┌────────

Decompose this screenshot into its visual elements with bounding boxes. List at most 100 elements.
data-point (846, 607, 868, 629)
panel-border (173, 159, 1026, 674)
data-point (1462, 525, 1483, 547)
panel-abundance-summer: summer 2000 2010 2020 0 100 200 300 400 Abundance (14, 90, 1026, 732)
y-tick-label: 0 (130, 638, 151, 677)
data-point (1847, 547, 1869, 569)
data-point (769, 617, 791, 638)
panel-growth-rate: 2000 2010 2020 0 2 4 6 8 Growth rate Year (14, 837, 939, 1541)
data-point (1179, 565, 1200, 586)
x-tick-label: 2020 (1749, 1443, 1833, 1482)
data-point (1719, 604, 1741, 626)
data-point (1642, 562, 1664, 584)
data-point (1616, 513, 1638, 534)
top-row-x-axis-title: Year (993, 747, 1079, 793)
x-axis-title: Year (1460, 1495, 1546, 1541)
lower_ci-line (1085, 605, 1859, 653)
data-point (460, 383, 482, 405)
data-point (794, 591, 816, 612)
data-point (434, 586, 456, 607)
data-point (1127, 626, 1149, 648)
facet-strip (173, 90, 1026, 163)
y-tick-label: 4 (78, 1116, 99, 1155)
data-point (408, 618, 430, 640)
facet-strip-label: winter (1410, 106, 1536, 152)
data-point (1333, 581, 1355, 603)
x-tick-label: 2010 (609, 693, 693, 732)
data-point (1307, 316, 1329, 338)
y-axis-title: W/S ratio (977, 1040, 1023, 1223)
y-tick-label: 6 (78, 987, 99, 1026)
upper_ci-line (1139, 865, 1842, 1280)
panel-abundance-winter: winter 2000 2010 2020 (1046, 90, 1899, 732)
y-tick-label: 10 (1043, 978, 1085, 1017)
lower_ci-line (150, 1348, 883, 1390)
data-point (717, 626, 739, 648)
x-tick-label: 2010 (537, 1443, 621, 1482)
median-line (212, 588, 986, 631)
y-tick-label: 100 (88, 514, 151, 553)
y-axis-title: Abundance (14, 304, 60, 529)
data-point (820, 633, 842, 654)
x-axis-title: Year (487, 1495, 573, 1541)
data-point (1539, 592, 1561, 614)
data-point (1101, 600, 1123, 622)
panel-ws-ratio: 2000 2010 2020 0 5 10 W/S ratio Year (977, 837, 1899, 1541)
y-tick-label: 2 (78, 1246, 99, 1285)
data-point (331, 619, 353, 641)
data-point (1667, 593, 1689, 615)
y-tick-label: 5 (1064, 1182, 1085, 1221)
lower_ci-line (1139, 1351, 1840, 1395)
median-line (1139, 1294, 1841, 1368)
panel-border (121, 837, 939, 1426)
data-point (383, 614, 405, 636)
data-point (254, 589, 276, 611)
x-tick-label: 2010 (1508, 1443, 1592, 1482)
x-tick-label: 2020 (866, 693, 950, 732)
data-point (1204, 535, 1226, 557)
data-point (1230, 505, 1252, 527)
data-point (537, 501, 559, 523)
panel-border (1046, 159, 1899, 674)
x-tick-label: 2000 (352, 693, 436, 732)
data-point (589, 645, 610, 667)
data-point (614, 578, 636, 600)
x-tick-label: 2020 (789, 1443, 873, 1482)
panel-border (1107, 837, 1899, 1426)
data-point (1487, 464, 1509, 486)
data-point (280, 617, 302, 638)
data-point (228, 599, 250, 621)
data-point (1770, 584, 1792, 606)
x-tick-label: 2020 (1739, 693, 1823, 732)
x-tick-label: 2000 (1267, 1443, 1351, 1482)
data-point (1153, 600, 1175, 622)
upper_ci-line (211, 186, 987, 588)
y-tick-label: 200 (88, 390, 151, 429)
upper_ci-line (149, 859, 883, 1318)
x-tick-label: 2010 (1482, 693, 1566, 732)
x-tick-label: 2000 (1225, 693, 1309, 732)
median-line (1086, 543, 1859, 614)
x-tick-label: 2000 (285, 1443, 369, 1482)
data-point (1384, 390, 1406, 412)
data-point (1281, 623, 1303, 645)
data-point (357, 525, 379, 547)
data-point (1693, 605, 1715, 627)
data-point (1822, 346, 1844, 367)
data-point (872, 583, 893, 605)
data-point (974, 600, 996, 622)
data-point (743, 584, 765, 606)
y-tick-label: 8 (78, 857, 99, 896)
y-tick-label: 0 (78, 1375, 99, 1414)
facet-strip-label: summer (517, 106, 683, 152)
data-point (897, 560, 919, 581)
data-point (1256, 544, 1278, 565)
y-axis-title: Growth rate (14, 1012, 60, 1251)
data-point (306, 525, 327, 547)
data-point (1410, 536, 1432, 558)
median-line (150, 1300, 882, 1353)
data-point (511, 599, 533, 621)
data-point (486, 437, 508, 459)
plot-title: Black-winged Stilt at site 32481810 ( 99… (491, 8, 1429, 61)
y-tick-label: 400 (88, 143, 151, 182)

└────────

_WHAT IS NEEDED:_
Rewrite the data above as a JSON list of strings with one string per line. Begin at the first line, stop after the line that contains "x-tick-label: 2020 (1749, 1443, 1833, 1482)", and leave out any blank lines.

_REPLY:_
[
  "Decompose this screenshot into its visual elements with bounding boxes. List at most 100 elements.",
  "data-point (846, 607, 868, 629)",
  "panel-border (173, 159, 1026, 674)",
  "data-point (1462, 525, 1483, 547)",
  "panel-abundance-summer: summer 2000 2010 2020 0 100 200 300 400 Abundance (14, 90, 1026, 732)",
  "y-tick-label: 0 (130, 638, 151, 677)",
  "data-point (1847, 547, 1869, 569)",
  "data-point (769, 617, 791, 638)",
  "panel-growth-rate: 2000 2010 2020 0 2 4 6 8 Growth rate Year (14, 837, 939, 1541)",
  "data-point (1179, 565, 1200, 586)",
  "x-tick-label: 2020 (1749, 1443, 1833, 1482)"
]